━━━ Given records

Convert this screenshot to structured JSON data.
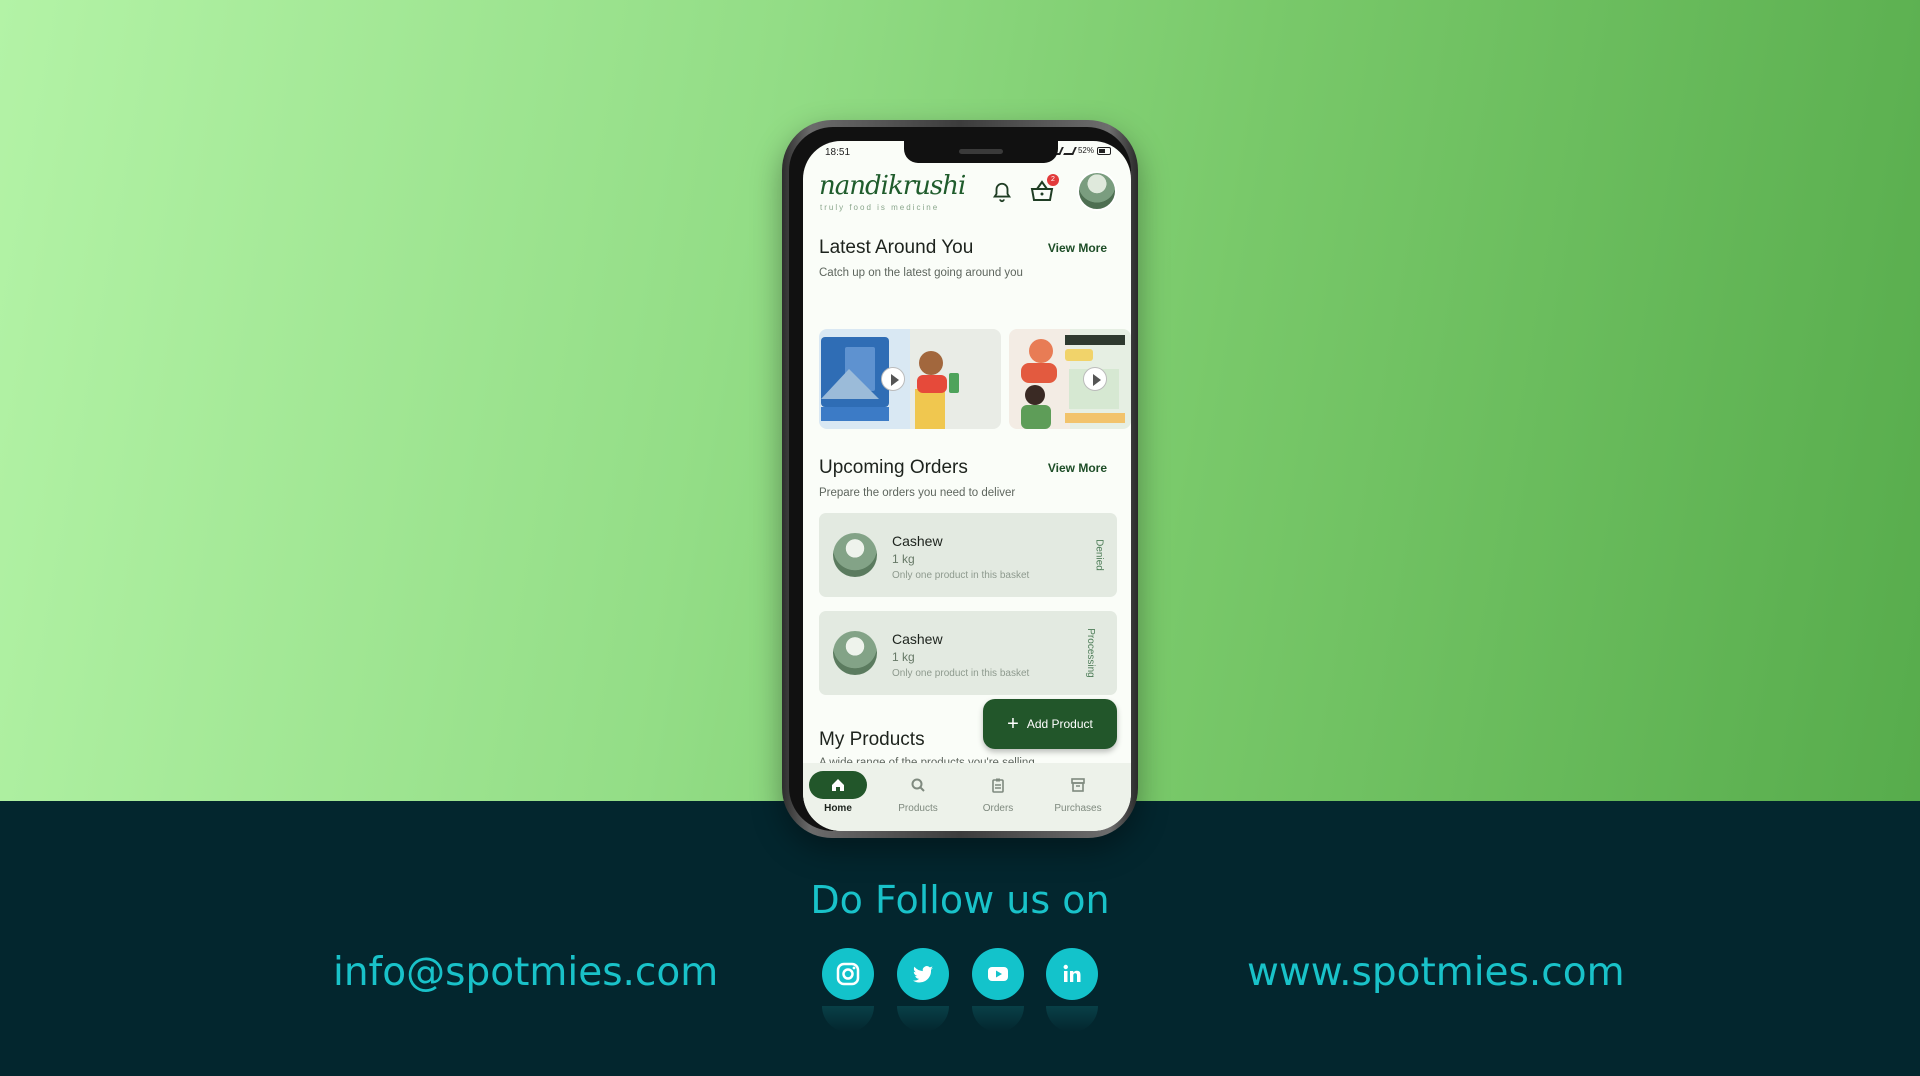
{
  "status": {
    "time": "18:51",
    "battery": "52%"
  },
  "app": {
    "logo": "nandikrushi",
    "tagline": "truly food is medicine",
    "cart_count": "2"
  },
  "latest": {
    "title": "Latest Around You",
    "view_more": "View More",
    "subtitle": "Catch up on the latest going around you"
  },
  "upcoming": {
    "title": "Upcoming Orders",
    "view_more": "View More",
    "subtitle": "Prepare the orders you need to deliver",
    "orders": [
      {
        "name": "Cashew",
        "qty": "1 kg",
        "note": "Only one product in this basket",
        "status": "Denied"
      },
      {
        "name": "Cashew",
        "qty": "1 kg",
        "note": "Only one product in this basket",
        "status": "Processing"
      }
    ]
  },
  "my_products": {
    "title": "My Products",
    "subtitle": "A wide range of the products you're selling"
  },
  "fab": {
    "label": "Add Product"
  },
  "nav": [
    {
      "label": "Home",
      "icon": "home-icon"
    },
    {
      "label": "Products",
      "icon": "search-icon"
    },
    {
      "label": "Orders",
      "icon": "clipboard-icon"
    },
    {
      "label": "Purchases",
      "icon": "archive-icon"
    }
  ],
  "footer": {
    "follow": "Do Follow us on",
    "email": "info@spotmies.com",
    "website": "www.spotmies.com",
    "socials": [
      "instagram-icon",
      "twitter-icon",
      "youtube-icon",
      "linkedin-icon"
    ]
  },
  "colors": {
    "accent": "#22562a",
    "teal": "#19c2c9",
    "footer_bg": "#03262e"
  }
}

━━━━━━

__Written task__:
Omit every picture, then repeat the remaining data exactly as it appears above.

__Output of the exercise__:
Convert this screenshot to structured JSON data.
{
  "status": {
    "time": "18:51",
    "battery": "52%"
  },
  "app": {
    "logo": "nandikrushi",
    "tagline": "truly food is medicine",
    "cart_count": "2"
  },
  "latest": {
    "title": "Latest Around You",
    "view_more": "View More",
    "subtitle": "Catch up on the latest going around you"
  },
  "upcoming": {
    "title": "Upcoming Orders",
    "view_more": "View More",
    "subtitle": "Prepare the orders you need to deliver",
    "orders": [
      {
        "name": "Cashew",
        "qty": "1 kg",
        "note": "Only one product in this basket",
        "status": "Denied"
      },
      {
        "name": "Cashew",
        "qty": "1 kg",
        "note": "Only one product in this basket",
        "status": "Processing"
      }
    ]
  },
  "my_products": {
    "title": "My Products",
    "subtitle": "A wide range of the products you're selling"
  },
  "fab": {
    "label": "Add Product"
  },
  "nav": [
    {
      "label": "Home",
      "icon": "home-icon"
    },
    {
      "label": "Products",
      "icon": "search-icon"
    },
    {
      "label": "Orders",
      "icon": "clipboard-icon"
    },
    {
      "label": "Purchases",
      "icon": "archive-icon"
    }
  ],
  "footer": {
    "follow": "Do Follow us on",
    "email": "info@spotmies.com",
    "website": "www.spotmies.com",
    "socials": [
      "instagram-icon",
      "twitter-icon",
      "youtube-icon",
      "linkedin-icon"
    ]
  },
  "colors": {
    "accent": "#22562a",
    "teal": "#19c2c9",
    "footer_bg": "#03262e"
  }
}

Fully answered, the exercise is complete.